** START OF DATASET RECORDS **
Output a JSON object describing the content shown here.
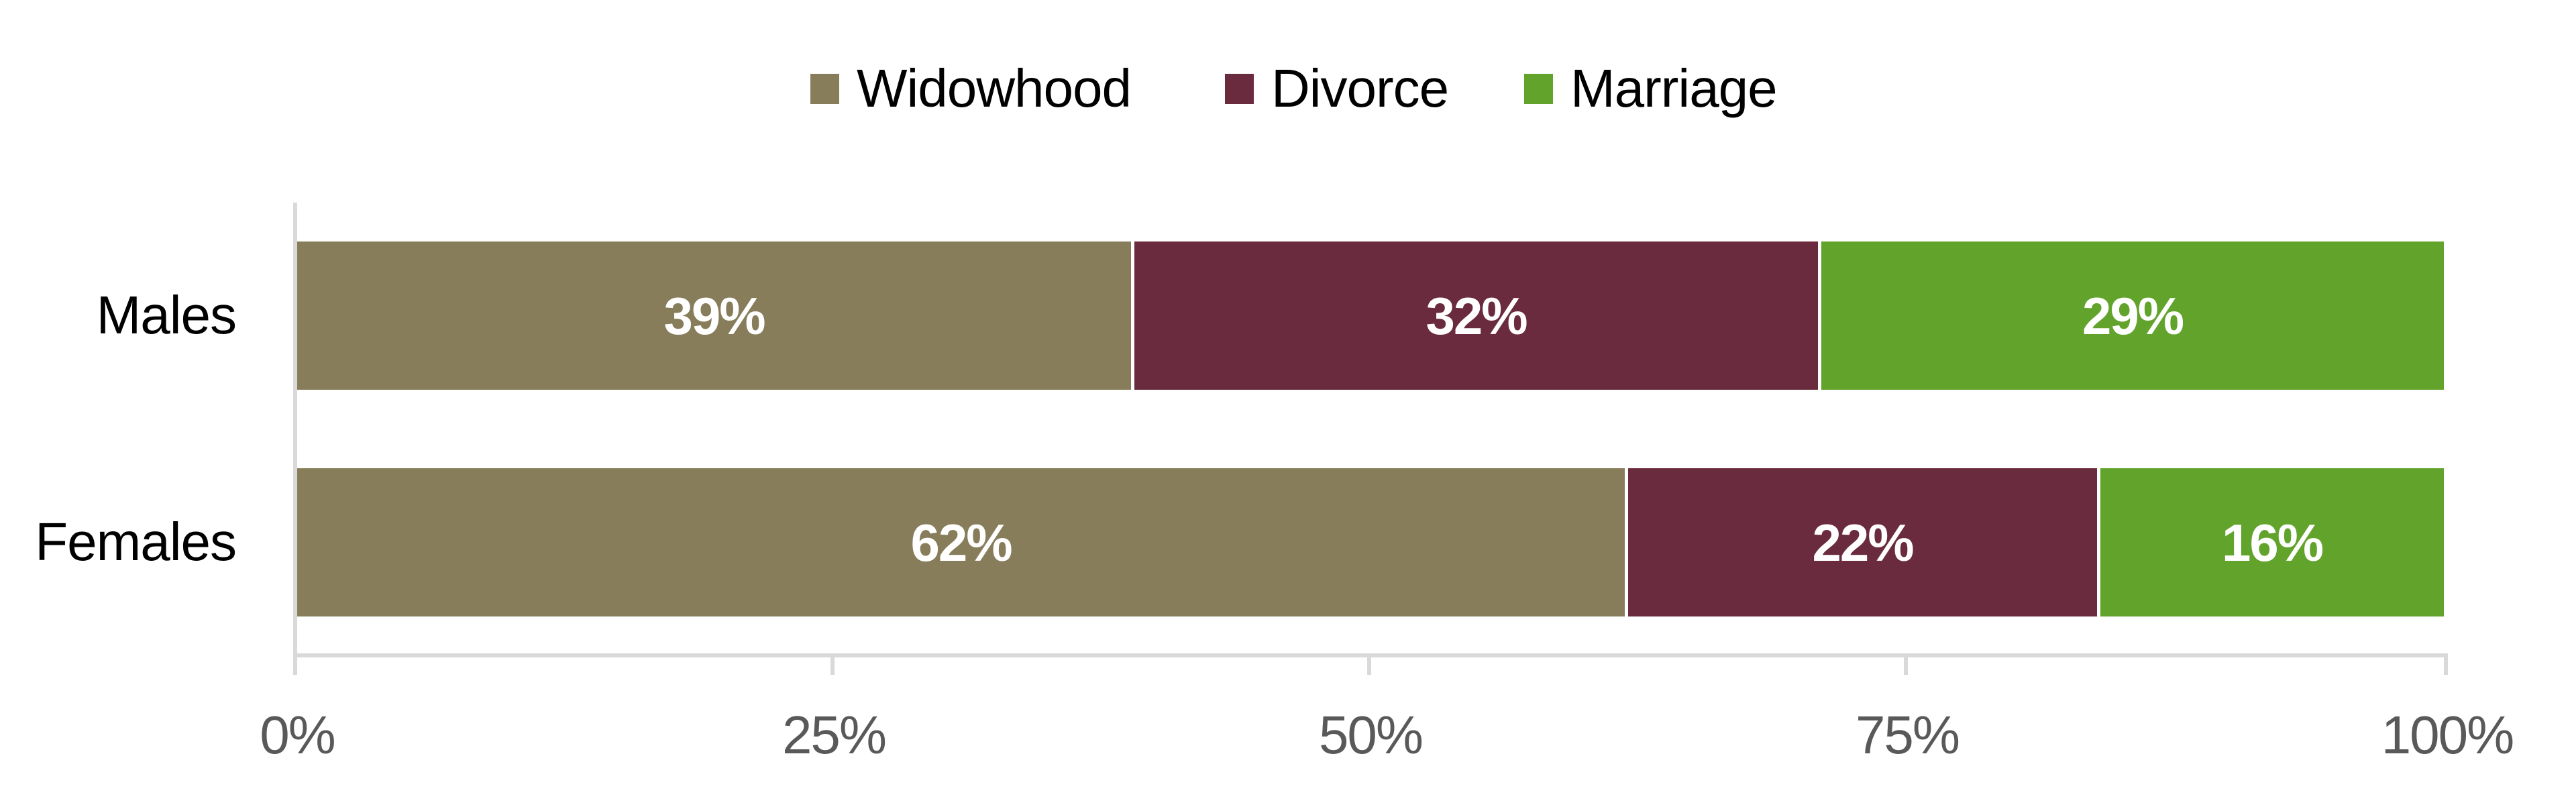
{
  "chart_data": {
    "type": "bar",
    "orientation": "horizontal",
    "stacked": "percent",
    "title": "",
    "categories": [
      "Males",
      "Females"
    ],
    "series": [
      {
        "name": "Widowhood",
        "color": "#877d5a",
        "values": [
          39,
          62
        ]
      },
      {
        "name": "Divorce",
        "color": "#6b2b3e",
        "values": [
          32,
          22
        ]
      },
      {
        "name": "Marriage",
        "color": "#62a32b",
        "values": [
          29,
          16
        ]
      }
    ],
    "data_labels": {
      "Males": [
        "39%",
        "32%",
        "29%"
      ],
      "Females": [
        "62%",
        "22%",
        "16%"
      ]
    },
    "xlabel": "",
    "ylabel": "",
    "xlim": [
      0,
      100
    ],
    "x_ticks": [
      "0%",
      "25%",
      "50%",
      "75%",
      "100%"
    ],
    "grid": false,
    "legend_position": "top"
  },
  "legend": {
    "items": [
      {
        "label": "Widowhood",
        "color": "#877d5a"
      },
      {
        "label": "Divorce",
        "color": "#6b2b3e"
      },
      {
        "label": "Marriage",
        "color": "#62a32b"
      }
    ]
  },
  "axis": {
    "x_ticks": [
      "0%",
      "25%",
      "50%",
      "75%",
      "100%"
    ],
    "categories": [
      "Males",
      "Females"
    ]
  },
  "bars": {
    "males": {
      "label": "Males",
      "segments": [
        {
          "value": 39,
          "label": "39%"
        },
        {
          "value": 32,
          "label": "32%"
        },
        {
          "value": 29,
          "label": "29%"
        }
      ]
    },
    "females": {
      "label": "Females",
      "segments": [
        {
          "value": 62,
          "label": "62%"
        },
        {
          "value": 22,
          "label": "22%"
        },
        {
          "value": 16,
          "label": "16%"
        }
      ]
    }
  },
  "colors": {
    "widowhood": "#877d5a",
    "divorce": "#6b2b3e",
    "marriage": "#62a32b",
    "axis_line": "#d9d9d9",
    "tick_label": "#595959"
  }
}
** END OF DATASET RECORDS **
▶ [SET TASK]: Using the entries above, return each line in which the word "name" occurs.

▶ [FINISHED EXERCISE]:
        "name": "Widowhood",
        "name": "Divorce",
        "name": "Marriage",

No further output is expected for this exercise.